» Task description
Using the data below, gather each line that includes the word "Read".

Dataset items:
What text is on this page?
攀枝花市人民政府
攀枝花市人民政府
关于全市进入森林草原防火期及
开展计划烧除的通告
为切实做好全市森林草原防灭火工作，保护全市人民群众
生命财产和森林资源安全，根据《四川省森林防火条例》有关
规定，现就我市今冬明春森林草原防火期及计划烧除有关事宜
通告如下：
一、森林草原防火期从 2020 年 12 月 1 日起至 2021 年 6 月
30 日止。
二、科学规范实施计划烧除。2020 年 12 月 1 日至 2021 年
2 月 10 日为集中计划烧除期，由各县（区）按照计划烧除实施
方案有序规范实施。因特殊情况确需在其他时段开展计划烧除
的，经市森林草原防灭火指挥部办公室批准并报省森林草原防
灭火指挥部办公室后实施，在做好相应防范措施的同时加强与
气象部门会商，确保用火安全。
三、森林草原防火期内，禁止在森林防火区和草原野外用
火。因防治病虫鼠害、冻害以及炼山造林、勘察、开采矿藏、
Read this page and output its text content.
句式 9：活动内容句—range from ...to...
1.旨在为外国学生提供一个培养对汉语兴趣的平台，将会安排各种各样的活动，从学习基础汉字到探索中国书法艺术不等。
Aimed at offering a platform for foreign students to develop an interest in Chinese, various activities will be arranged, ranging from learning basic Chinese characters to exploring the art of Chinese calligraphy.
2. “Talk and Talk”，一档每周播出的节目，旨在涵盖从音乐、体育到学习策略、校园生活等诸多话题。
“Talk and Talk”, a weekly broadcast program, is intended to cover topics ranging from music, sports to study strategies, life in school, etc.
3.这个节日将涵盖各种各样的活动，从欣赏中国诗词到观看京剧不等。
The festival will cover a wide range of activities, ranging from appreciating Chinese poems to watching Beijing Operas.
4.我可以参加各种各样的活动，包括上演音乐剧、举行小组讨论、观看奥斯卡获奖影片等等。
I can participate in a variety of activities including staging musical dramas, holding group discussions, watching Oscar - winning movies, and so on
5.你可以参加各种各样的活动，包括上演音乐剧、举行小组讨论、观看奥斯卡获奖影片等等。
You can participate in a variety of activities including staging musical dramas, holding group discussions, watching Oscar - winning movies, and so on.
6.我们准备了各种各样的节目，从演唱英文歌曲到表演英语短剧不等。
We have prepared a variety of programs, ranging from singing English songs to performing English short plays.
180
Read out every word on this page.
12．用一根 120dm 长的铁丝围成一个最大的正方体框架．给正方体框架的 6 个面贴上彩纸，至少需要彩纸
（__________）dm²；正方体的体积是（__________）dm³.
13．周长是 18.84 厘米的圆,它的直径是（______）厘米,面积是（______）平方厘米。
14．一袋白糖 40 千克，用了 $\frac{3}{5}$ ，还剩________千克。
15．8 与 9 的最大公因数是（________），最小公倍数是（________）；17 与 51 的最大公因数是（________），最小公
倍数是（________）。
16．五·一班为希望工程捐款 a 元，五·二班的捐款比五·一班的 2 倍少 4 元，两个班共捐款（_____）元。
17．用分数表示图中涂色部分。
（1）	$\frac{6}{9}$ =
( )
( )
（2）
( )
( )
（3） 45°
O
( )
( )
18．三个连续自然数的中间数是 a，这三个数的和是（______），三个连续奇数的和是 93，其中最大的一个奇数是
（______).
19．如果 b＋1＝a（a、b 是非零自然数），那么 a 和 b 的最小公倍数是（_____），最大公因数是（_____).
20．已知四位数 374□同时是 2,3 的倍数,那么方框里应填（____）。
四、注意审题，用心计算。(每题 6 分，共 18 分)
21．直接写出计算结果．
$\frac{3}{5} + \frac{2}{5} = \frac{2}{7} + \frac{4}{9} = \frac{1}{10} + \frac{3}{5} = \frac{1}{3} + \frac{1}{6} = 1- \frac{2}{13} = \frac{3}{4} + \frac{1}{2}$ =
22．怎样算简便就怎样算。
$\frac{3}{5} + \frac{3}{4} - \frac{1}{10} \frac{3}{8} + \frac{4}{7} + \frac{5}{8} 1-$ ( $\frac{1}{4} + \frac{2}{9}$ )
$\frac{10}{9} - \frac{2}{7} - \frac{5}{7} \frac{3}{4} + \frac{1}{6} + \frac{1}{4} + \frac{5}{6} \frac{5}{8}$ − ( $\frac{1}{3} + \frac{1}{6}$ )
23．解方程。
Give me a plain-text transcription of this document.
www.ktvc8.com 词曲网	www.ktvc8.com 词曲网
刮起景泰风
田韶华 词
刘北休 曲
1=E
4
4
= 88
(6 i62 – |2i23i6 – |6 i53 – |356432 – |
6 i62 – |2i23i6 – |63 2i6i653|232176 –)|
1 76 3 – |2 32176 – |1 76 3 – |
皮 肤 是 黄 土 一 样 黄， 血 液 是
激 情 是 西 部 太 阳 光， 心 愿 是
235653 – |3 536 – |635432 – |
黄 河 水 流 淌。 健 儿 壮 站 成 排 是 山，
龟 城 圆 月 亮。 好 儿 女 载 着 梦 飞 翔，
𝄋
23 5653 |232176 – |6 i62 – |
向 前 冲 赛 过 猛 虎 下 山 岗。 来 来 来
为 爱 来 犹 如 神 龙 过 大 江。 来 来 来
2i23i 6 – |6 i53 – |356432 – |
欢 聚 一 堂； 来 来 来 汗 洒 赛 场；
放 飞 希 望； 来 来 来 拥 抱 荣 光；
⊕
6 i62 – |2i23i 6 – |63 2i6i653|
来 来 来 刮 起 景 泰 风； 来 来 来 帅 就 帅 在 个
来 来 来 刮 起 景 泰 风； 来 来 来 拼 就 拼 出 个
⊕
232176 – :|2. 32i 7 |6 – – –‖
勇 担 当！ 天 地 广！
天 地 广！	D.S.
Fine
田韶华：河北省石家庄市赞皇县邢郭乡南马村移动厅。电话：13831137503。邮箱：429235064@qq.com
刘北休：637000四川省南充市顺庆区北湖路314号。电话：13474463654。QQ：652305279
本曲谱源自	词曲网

» The solution
Read this page and output its text content.
Read out every word on this page.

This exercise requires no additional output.